Task instructions ::
Each line of the material must be returned exactly.

** Begin Material to process **

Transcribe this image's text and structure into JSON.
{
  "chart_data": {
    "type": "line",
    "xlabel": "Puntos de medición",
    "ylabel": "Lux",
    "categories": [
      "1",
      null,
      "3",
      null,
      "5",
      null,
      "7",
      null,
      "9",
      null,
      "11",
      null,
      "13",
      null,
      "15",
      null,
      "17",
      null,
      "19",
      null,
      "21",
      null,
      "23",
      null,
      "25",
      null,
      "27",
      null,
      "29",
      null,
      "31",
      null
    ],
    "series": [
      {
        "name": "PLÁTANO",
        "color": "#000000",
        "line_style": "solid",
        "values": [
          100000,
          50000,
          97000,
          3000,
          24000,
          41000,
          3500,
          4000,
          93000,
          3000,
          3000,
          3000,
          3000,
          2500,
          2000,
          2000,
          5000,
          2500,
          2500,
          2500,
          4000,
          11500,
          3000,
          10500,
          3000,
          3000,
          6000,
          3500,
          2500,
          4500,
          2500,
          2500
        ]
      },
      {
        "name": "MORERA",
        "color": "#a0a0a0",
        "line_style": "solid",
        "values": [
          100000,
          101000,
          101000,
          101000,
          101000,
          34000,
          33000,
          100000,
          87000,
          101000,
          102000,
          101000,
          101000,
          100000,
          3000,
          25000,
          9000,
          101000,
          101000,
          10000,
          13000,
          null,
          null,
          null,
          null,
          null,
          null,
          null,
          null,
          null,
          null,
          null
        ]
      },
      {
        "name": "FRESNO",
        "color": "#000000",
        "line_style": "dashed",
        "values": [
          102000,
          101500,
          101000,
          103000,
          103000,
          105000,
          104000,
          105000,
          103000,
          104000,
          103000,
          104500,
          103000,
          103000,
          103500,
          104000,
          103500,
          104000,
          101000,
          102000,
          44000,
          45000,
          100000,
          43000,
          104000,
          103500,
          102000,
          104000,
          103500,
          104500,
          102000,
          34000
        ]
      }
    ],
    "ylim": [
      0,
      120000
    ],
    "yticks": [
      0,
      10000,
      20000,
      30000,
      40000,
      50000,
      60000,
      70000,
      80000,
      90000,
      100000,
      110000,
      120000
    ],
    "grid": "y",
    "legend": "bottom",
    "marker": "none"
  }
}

** End Material to process **

Answer for this exercise ::
Transcribe this image's text and structure into JSON.
{
  "chart_data": {
    "type": "line",
    "xlabel": "Puntos de medición",
    "ylabel": "Lux",
    "categories": [
      "1",
      null,
      "3",
      null,
      "5",
      null,
      "7",
      null,
      "9",
      null,
      "11",
      null,
      "13",
      null,
      "15",
      null,
      "17",
      null,
      "19",
      null,
      "21",
      null,
      "23",
      null,
      "25",
      null,
      "27",
      null,
      "29",
      null,
      "31",
      null
    ],
    "series": [
      {
        "name": "PLÁTANO",
        "color": "#000000",
        "line_style": "solid",
        "values": [
          100000,
          50000,
          97000,
          3000,
          24000,
          41000,
          3500,
          4000,
          93000,
          3000,
          3000,
          3000,
          3000,
          2500,
          2000,
          2000,
          5000,
          2500,
          2500,
          2500,
          4000,
          11500,
          3000,
          10500,
          3000,
          3000,
          6000,
          3500,
          2500,
          4500,
          2500,
          2500
        ]
      },
      {
        "name": "MORERA",
        "color": "#a0a0a0",
        "line_style": "solid",
        "values": [
          100000,
          101000,
          101000,
          101000,
          101000,
          34000,
          33000,
          100000,
          87000,
          101000,
          102000,
          101000,
          101000,
          100000,
          3000,
          25000,
          9000,
          101000,
          101000,
          10000,
          13000,
          null,
          null,
          null,
          null,
          null,
          null,
          null,
          null,
          null,
          null,
          null
        ]
      },
      {
        "name": "FRESNO",
        "color": "#000000",
        "line_style": "dashed",
        "values": [
          102000,
          101500,
          101000,
          103000,
          103000,
          105000,
          104000,
          105000,
          103000,
          104000,
          103000,
          104500,
          103000,
          103000,
          103500,
          104000,
          103500,
          104000,
          101000,
          102000,
          44000,
          45000,
          100000,
          43000,
          104000,
          103500,
          102000,
          104000,
          103500,
          104500,
          102000,
          34000
        ]
      }
    ],
    "ylim": [
      0,
      120000
    ],
    "yticks": [
      0,
      10000,
      20000,
      30000,
      40000,
      50000,
      60000,
      70000,
      80000,
      90000,
      100000,
      110000,
      120000
    ],
    "grid": "y",
    "legend": "bottom",
    "marker": "none"
  }
}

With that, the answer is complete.